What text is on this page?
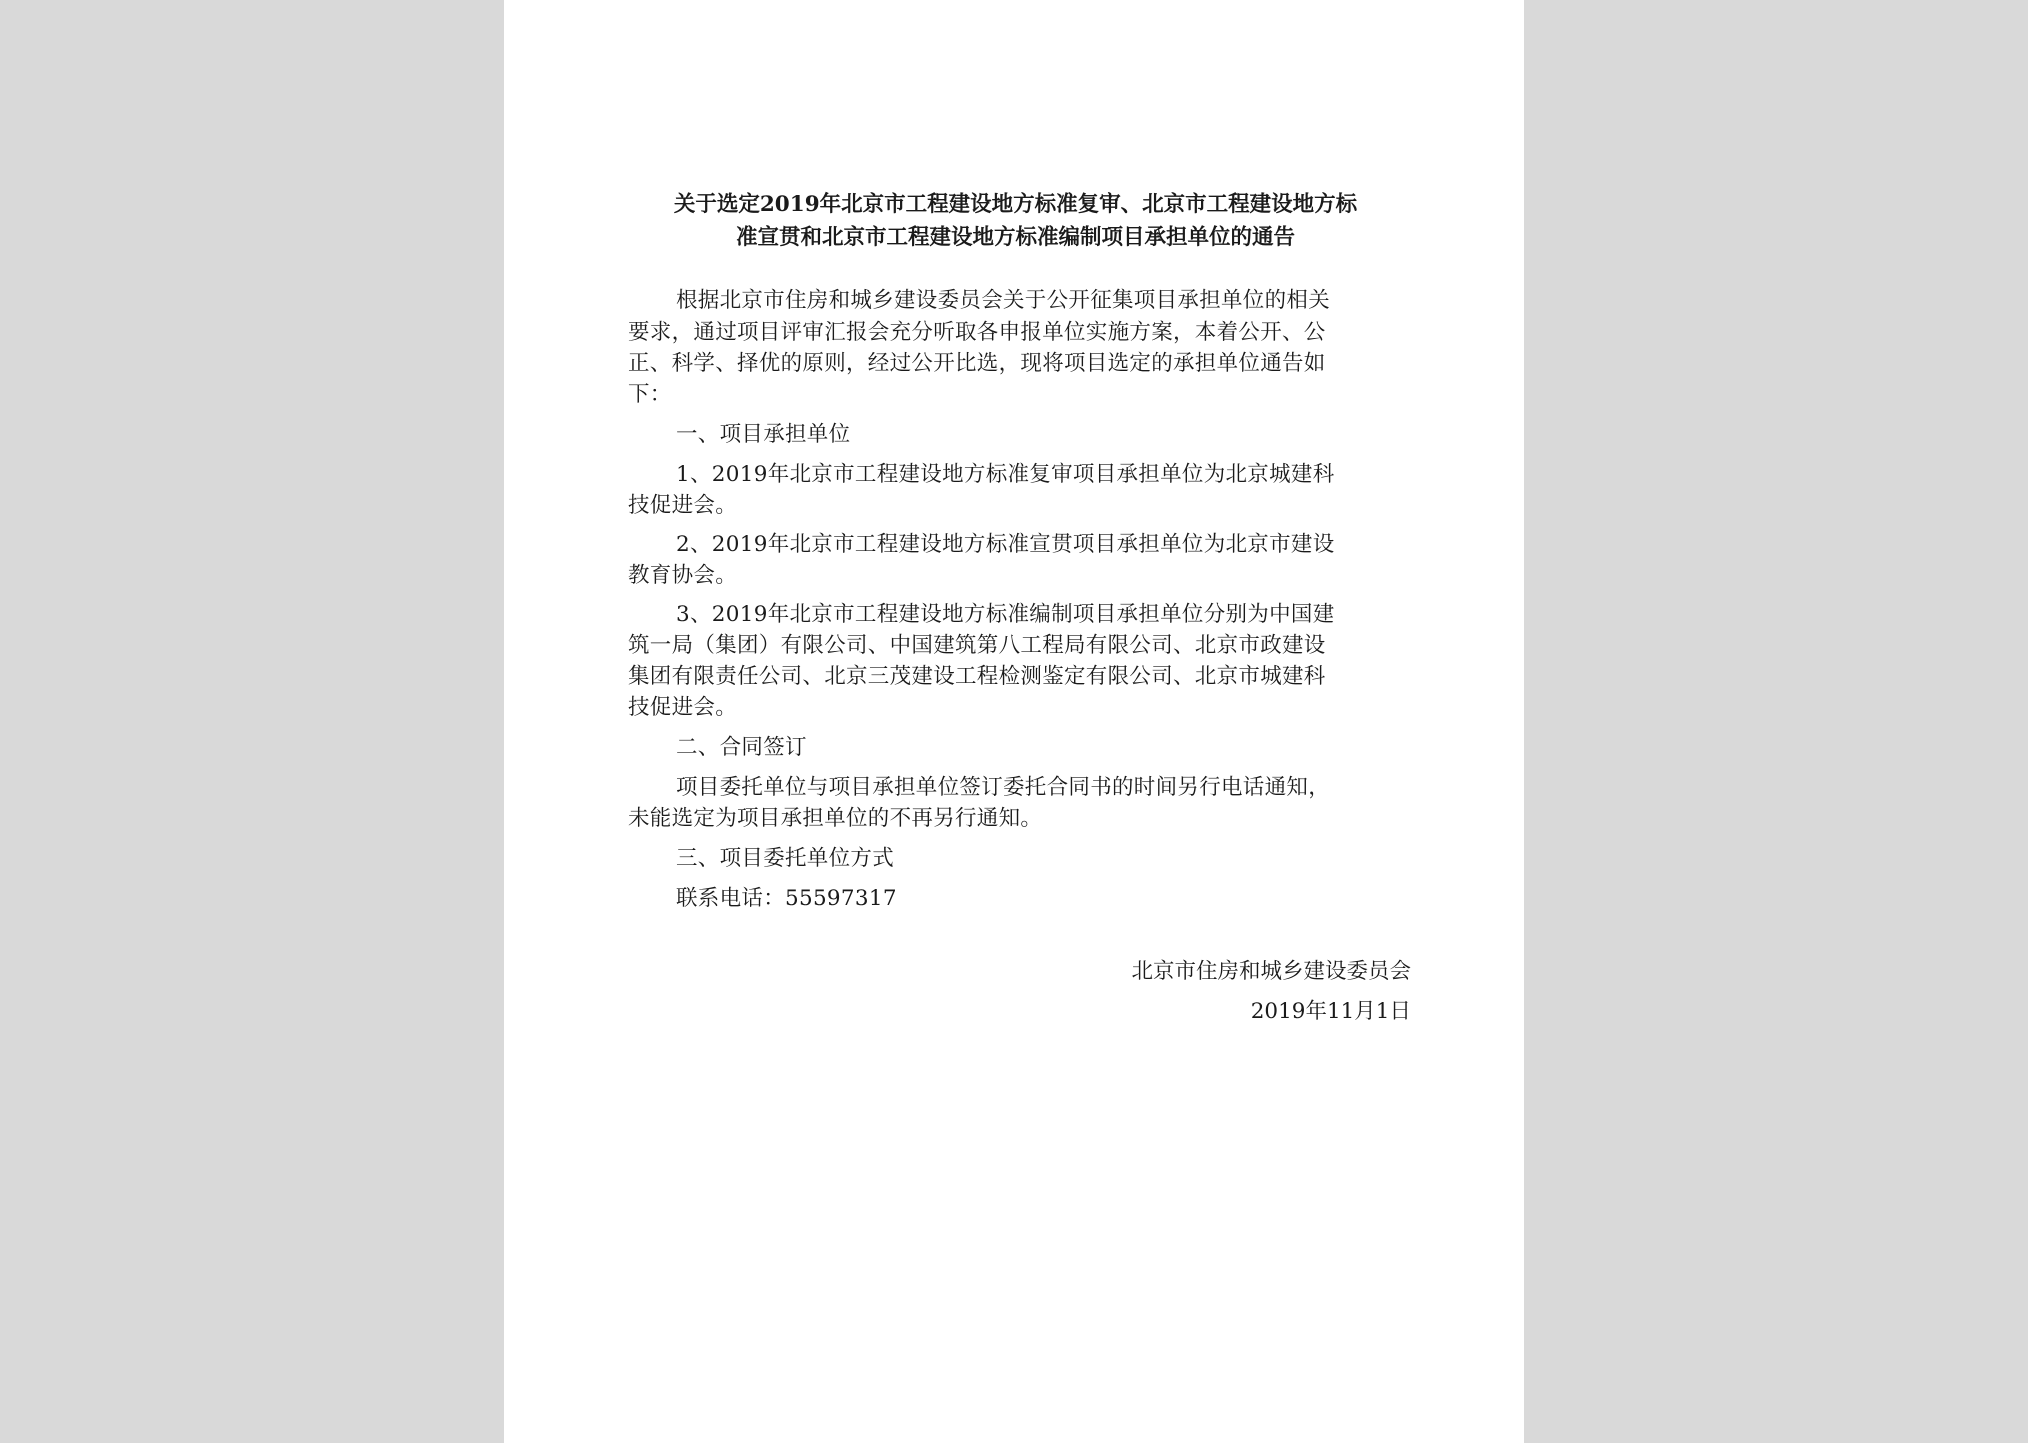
关于选定2019年北京市工程建设地方标准复审、北京市工程建设地方标
准宣贯和北京市工程建设地方标准编制项目承担单位的通告
根据北京市住房和城乡建设委员会关于公开征集项目承担单位的相关
要求，通过项目评审汇报会充分听取各申报单位实施方案，本着公开、公
正、科学、择优的原则，经过公开比选，现将项目选定的承担单位通告如
下：
一、项目承担单位
1、2019年北京市工程建设地方标准复审项目承担单位为北京城建科
技促进会。
2、2019年北京市工程建设地方标准宣贯项目承担单位为北京市建设
教育协会。
3、2019年北京市工程建设地方标准编制项目承担单位分别为中国建
筑一局（集团）有限公司、中国建筑第八工程局有限公司、北京市政建设
集团有限责任公司、北京三茂建设工程检测鉴定有限公司、北京市城建科
技促进会。
二、合同签订
项目委托单位与项目承担单位签订委托合同书的时间另行电话通知，
未能选定为项目承担单位的不再另行通知。
三、项目委托单位方式
联系电话：55597317
北京市住房和城乡建设委员会
2019年11月1日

What is expected —
Output the records above exactly as they are, leaving out the pictures.

Task solution —
What text is on this page?
关于选定2019年北京市工程建设地方标准复审、北京市工程建设地方标
准宣贯和北京市工程建设地方标准编制项目承担单位的通告
根据北京市住房和城乡建设委员会关于公开征集项目承担单位的相关
要求，通过项目评审汇报会充分听取各申报单位实施方案，本着公开、公
正、科学、择优的原则，经过公开比选，现将项目选定的承担单位通告如
下：
一、项目承担单位
1、2019年北京市工程建设地方标准复审项目承担单位为北京城建科
技促进会。
2、2019年北京市工程建设地方标准宣贯项目承担单位为北京市建设
教育协会。
3、2019年北京市工程建设地方标准编制项目承担单位分别为中国建
筑一局（集团）有限公司、中国建筑第八工程局有限公司、北京市政建设
集团有限责任公司、北京三茂建设工程检测鉴定有限公司、北京市城建科
技促进会。
二、合同签订
项目委托单位与项目承担单位签订委托合同书的时间另行电话通知，
未能选定为项目承担单位的不再另行通知。
三、项目委托单位方式
联系电话：55597317
北京市住房和城乡建设委员会
2019年11月1日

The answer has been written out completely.